> [PROBLEM] Copy the records below exactly as they appear.

> [THE RECORDS]
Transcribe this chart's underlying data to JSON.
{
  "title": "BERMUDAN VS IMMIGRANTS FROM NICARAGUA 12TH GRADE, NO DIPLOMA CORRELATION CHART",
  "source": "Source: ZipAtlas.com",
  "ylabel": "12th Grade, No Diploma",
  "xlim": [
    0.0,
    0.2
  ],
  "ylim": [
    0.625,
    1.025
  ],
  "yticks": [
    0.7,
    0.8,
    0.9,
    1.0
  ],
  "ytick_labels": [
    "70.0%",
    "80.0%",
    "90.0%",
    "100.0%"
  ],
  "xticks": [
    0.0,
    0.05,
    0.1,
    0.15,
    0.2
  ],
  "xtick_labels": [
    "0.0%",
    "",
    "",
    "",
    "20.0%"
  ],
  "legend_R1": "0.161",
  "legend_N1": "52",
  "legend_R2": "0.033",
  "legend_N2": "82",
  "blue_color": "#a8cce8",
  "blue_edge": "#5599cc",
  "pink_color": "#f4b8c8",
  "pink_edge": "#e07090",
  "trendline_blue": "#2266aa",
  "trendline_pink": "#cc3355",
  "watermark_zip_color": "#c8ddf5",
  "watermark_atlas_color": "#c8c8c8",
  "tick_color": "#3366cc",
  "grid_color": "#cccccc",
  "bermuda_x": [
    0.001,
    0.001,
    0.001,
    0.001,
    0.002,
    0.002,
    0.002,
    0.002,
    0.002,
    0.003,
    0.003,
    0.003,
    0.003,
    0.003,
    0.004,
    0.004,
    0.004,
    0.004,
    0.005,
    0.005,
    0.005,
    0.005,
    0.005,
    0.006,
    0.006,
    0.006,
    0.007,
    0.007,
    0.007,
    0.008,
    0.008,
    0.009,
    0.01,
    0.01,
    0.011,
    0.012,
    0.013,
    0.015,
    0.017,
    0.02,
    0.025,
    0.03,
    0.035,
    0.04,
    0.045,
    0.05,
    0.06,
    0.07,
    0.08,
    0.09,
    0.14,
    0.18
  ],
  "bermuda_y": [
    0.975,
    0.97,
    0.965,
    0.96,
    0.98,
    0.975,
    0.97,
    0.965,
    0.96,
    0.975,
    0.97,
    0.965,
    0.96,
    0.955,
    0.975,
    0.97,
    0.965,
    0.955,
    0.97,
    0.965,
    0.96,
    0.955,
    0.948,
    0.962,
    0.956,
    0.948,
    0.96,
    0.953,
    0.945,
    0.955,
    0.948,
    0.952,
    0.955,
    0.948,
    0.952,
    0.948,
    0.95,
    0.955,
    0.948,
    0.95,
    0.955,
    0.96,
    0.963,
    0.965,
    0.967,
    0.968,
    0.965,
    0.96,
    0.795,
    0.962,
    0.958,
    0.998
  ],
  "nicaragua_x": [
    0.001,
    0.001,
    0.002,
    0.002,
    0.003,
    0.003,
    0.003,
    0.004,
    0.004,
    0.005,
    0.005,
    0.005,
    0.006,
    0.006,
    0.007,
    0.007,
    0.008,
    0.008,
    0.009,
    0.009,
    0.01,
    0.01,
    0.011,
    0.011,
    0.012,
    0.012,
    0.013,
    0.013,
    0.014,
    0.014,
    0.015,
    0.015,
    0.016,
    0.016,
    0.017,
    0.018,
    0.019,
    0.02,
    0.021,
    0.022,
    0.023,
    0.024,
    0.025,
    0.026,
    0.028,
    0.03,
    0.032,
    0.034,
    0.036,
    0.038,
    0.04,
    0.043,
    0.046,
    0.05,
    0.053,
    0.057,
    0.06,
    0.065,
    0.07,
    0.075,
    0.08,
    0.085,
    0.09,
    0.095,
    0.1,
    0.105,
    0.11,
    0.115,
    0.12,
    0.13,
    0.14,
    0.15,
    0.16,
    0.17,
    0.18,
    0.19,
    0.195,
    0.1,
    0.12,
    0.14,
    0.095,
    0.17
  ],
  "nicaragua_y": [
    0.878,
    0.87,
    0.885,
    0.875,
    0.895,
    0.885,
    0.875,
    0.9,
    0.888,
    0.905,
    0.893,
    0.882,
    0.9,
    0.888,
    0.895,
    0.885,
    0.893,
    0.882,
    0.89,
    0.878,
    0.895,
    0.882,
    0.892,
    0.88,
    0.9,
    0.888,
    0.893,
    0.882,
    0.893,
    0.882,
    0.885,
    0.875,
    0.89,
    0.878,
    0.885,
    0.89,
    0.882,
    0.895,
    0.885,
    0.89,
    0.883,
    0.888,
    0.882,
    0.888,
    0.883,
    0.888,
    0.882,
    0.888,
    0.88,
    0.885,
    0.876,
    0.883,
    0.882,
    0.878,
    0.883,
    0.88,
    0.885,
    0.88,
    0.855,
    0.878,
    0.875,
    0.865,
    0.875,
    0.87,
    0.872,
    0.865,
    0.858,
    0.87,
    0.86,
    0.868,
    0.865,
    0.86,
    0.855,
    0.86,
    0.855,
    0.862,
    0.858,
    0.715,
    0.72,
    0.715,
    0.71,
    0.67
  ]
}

> [RESULT FOR THIS EXERCISE]
Transcribe this chart's underlying data to JSON.
{
  "title": "BERMUDAN VS IMMIGRANTS FROM NICARAGUA 12TH GRADE, NO DIPLOMA CORRELATION CHART",
  "source": "Source: ZipAtlas.com",
  "ylabel": "12th Grade, No Diploma",
  "xlim": [
    0.0,
    0.2
  ],
  "ylim": [
    0.625,
    1.025
  ],
  "yticks": [
    0.7,
    0.8,
    0.9,
    1.0
  ],
  "ytick_labels": [
    "70.0%",
    "80.0%",
    "90.0%",
    "100.0%"
  ],
  "xticks": [
    0.0,
    0.05,
    0.1,
    0.15,
    0.2
  ],
  "xtick_labels": [
    "0.0%",
    "",
    "",
    "",
    "20.0%"
  ],
  "legend_R1": "0.161",
  "legend_N1": "52",
  "legend_R2": "0.033",
  "legend_N2": "82",
  "blue_color": "#a8cce8",
  "blue_edge": "#5599cc",
  "pink_color": "#f4b8c8",
  "pink_edge": "#e07090",
  "trendline_blue": "#2266aa",
  "trendline_pink": "#cc3355",
  "watermark_zip_color": "#c8ddf5",
  "watermark_atlas_color": "#c8c8c8",
  "tick_color": "#3366cc",
  "grid_color": "#cccccc",
  "bermuda_x": [
    0.001,
    0.001,
    0.001,
    0.001,
    0.002,
    0.002,
    0.002,
    0.002,
    0.002,
    0.003,
    0.003,
    0.003,
    0.003,
    0.003,
    0.004,
    0.004,
    0.004,
    0.004,
    0.005,
    0.005,
    0.005,
    0.005,
    0.005,
    0.006,
    0.006,
    0.006,
    0.007,
    0.007,
    0.007,
    0.008,
    0.008,
    0.009,
    0.01,
    0.01,
    0.011,
    0.012,
    0.013,
    0.015,
    0.017,
    0.02,
    0.025,
    0.03,
    0.035,
    0.04,
    0.045,
    0.05,
    0.06,
    0.07,
    0.08,
    0.09,
    0.14,
    0.18
  ],
  "bermuda_y": [
    0.975,
    0.97,
    0.965,
    0.96,
    0.98,
    0.975,
    0.97,
    0.965,
    0.96,
    0.975,
    0.97,
    0.965,
    0.96,
    0.955,
    0.975,
    0.97,
    0.965,
    0.955,
    0.97,
    0.965,
    0.96,
    0.955,
    0.948,
    0.962,
    0.956,
    0.948,
    0.96,
    0.953,
    0.945,
    0.955,
    0.948,
    0.952,
    0.955,
    0.948,
    0.952,
    0.948,
    0.95,
    0.955,
    0.948,
    0.95,
    0.955,
    0.96,
    0.963,
    0.965,
    0.967,
    0.968,
    0.965,
    0.96,
    0.795,
    0.962,
    0.958,
    0.998
  ],
  "nicaragua_x": [
    0.001,
    0.001,
    0.002,
    0.002,
    0.003,
    0.003,
    0.003,
    0.004,
    0.004,
    0.005,
    0.005,
    0.005,
    0.006,
    0.006,
    0.007,
    0.007,
    0.008,
    0.008,
    0.009,
    0.009,
    0.01,
    0.01,
    0.011,
    0.011,
    0.012,
    0.012,
    0.013,
    0.013,
    0.014,
    0.014,
    0.015,
    0.015,
    0.016,
    0.016,
    0.017,
    0.018,
    0.019,
    0.02,
    0.021,
    0.022,
    0.023,
    0.024,
    0.025,
    0.026,
    0.028,
    0.03,
    0.032,
    0.034,
    0.036,
    0.038,
    0.04,
    0.043,
    0.046,
    0.05,
    0.053,
    0.057,
    0.06,
    0.065,
    0.07,
    0.075,
    0.08,
    0.085,
    0.09,
    0.095,
    0.1,
    0.105,
    0.11,
    0.115,
    0.12,
    0.13,
    0.14,
    0.15,
    0.16,
    0.17,
    0.18,
    0.19,
    0.195,
    0.1,
    0.12,
    0.14,
    0.095,
    0.17
  ],
  "nicaragua_y": [
    0.878,
    0.87,
    0.885,
    0.875,
    0.895,
    0.885,
    0.875,
    0.9,
    0.888,
    0.905,
    0.893,
    0.882,
    0.9,
    0.888,
    0.895,
    0.885,
    0.893,
    0.882,
    0.89,
    0.878,
    0.895,
    0.882,
    0.892,
    0.88,
    0.9,
    0.888,
    0.893,
    0.882,
    0.893,
    0.882,
    0.885,
    0.875,
    0.89,
    0.878,
    0.885,
    0.89,
    0.882,
    0.895,
    0.885,
    0.89,
    0.883,
    0.888,
    0.882,
    0.888,
    0.883,
    0.888,
    0.882,
    0.888,
    0.88,
    0.885,
    0.876,
    0.883,
    0.882,
    0.878,
    0.883,
    0.88,
    0.885,
    0.88,
    0.855,
    0.878,
    0.875,
    0.865,
    0.875,
    0.87,
    0.872,
    0.865,
    0.858,
    0.87,
    0.86,
    0.868,
    0.865,
    0.86,
    0.855,
    0.86,
    0.855,
    0.862,
    0.858,
    0.715,
    0.72,
    0.715,
    0.71,
    0.67
  ]
}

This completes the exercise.